Text segment:
•••••

When the going gets rough I look back and think of sun and sand and buckets, spades and knitted swimsuits that sagged in the sea. I think of the smell of fresh fish frying in my gran’s kitchen. Time stood still for me during those long holidays with my grandparents. And they always had time for me and my silly childish chatter!
When the going gets rough, I know I am not the only person who has ever felt this way. I try to think of someone who has pulled through and rose above the clouds. Its not easy.
But I can try at least.
love
tweedles
When the going gets rough I look back and think of my mother. She raised 7 kids and gave us the best she could. Never bought herself a lipstick, she went to bingo on Friday nights with her sisters, making sure us kids had pop, chips, and snacks to enjoy while she was gone. She passed away at age 51, surrounded by family who loved her so much.
When the going gets rough I look back and think that there is always someone out there that has it worse than I do!
When the going gets rough I look back and remember the days when I was battling a serious disease. Some mornings I felt like I couldn't get out of bed. Today I'm grateful to be alive and welcome each new day. I thank God every morning.
When the going gets rough, I don't look back at all. I look forward. My Mother used to say almost everything looks better after a shower and a good nights sleep. The statement seems very true to me. Facing the problem, or thinking about it with a fresh pair of rested eyes does make a difference.
Normally when the going gets rough I look back on my childhood and marvel how my Mother got through everything on her own with flying colors. She was, and is a survivor and I adore her to pieces. But I had a chance encounter with someone who gave me a different perspective on the subject.
I tend to always meet new and interesting people, I am friendly and frankly people just open up to me. Last Thursday I met a spitfire of a lady. She is from Budapest originally. We started up a conversation about Hungary and I asked if she still had family there. She told me she was an orphan, and then told me she is a Holocaust survivor. She was in a concentration camp at the age of ten and lost her Mother and family. She made it out but she was orphaned.

•••••

Data extracts:
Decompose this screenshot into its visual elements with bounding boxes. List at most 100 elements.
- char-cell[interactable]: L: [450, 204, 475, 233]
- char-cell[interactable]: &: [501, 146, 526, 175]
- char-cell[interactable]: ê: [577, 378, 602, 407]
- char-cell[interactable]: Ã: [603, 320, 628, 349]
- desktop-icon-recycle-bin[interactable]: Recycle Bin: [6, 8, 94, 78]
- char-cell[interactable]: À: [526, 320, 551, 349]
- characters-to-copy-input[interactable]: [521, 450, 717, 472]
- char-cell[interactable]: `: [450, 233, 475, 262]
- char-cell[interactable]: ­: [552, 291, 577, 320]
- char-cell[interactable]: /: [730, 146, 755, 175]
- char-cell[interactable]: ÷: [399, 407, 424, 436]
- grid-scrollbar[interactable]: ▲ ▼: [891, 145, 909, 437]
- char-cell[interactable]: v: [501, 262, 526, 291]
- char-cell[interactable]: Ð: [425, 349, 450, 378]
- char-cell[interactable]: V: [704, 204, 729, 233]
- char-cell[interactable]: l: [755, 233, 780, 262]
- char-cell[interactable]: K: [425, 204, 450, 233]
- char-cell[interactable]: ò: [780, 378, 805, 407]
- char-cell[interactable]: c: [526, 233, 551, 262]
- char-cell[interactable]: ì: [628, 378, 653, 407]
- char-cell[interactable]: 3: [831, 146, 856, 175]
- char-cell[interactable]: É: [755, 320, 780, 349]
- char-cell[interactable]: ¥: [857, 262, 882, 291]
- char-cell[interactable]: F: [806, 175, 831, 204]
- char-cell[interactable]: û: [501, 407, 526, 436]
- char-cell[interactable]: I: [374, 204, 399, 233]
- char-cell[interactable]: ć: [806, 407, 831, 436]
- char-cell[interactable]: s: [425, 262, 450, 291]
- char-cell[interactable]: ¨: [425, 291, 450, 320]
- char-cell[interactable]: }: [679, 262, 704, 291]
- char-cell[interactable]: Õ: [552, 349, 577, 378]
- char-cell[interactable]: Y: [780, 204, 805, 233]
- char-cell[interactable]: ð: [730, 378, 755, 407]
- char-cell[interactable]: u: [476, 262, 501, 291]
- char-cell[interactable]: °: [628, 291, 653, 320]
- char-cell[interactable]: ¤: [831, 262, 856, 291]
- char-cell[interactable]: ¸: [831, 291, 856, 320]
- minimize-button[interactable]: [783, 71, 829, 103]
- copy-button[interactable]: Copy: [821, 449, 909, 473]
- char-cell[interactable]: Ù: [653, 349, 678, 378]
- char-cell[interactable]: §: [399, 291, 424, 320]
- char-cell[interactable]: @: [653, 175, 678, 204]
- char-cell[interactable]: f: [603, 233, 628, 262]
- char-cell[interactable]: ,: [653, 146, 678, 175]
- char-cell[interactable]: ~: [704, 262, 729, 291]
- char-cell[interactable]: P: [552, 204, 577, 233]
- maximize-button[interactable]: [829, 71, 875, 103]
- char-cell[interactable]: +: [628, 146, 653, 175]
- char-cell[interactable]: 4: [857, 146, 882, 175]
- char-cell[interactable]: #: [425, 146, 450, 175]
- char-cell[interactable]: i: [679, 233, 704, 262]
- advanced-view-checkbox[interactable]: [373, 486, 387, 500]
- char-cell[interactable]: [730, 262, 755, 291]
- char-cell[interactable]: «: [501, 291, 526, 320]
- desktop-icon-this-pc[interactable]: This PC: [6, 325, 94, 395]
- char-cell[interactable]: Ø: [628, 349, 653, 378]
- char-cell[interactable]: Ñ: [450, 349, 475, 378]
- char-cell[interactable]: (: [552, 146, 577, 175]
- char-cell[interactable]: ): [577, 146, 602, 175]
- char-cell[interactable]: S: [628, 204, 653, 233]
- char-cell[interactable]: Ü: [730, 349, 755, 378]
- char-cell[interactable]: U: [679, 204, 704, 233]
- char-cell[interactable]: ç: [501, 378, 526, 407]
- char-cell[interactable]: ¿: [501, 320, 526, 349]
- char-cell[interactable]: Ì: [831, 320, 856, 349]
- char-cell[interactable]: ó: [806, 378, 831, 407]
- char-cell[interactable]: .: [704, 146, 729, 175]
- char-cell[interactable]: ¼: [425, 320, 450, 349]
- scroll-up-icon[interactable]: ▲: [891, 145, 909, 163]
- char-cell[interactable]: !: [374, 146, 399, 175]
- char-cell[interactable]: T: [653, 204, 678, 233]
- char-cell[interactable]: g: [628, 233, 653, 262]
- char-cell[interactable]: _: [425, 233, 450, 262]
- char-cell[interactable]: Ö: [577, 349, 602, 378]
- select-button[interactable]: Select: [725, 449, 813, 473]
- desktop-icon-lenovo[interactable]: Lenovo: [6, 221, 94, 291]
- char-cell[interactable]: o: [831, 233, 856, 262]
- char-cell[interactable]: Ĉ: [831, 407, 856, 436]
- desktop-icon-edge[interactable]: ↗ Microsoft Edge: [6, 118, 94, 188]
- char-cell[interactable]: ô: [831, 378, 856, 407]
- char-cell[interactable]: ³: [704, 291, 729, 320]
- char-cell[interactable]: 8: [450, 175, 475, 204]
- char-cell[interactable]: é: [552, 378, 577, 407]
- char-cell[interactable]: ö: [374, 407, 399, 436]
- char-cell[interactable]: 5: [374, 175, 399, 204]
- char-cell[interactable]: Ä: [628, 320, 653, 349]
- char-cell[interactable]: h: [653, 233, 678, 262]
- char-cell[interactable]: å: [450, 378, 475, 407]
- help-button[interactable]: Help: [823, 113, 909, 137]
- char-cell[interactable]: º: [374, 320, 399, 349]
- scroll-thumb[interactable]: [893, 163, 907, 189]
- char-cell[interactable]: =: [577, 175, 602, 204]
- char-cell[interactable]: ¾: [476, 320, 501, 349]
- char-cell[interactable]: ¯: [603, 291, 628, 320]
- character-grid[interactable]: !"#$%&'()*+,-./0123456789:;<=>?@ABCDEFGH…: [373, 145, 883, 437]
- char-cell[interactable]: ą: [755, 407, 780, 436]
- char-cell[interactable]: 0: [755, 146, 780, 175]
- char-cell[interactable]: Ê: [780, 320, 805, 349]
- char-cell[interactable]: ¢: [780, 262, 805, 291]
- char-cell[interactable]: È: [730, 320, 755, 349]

•••••

Questions on the material:
[1] In the text about getting through rough times, the first entry lists what the writer thinks of when looking back. List every one of those things.
[2] Say whether each statement agrees with the text about getting through rough times. Answer yes or no, and quote the words of the text that decide it.
(a) The mother who raised seven kids died at age 51.
(b) The lady met last Thursday is originally from Vienna.
(c) The mother who went to bingo on Friday nights raised five children.
[3] Continue the text about getting through rough times, starting right after its last sentence.

Responses to the tasks:
[1]
- sun
- sand
- buckets
- spades
- knitted swimsuits that sagged in the sea
- the smell of fresh fish frying in gran's kitchen

[2]
(a) Yes: "She passed away at age 51, surrounded by family who loved her so much."
(b) No: "She is from Budapest originally."
(c) No: "She raised 7 kids and gave us the best she could."

[3]
She then preceded to tell me of childhood school photos that were taken before and after the Holocaust.The first photos were before the war of her class. The children were a mix of the well to do students and the less unfortunate orphans. In the second picture taken after the war everyone photographed was an orphan. Fascinating and disturbing at the same time. Her stories had me riveted and I could not take my eyes off of her.
She then skipped years and told me of her amazing travels.She spoke of her move to the USA in the 1950's. She told me she has been to every continent except Australia. She was married twice and I had the privilege to meet her husband Peter. Recently she was featured and videotaped on a show telling the stories of the last surviving victims of the Holocaust. Her spirit reminded me so much of my dear Mother's.It was so moving to witness the luminescent light she emanated, especially since she lost everything in the darkest of times.I knew I was witnessing a once in a lifetime story with a life lesson; walking, talking history.
We parted exchanging emails, and she told me she will email me the video. Everyone at the gym knows Aggie, that is her nickname but her real name is Agatha. She humbled any of the silly problems I think I am facing at the moment, and I think I met a new friend too. Life is always teaching these little lessons, you just have to have open eyes to see them or they may pass you by.To me such encounters are unexpected gifts, and to be blind to them would be a pity indeed.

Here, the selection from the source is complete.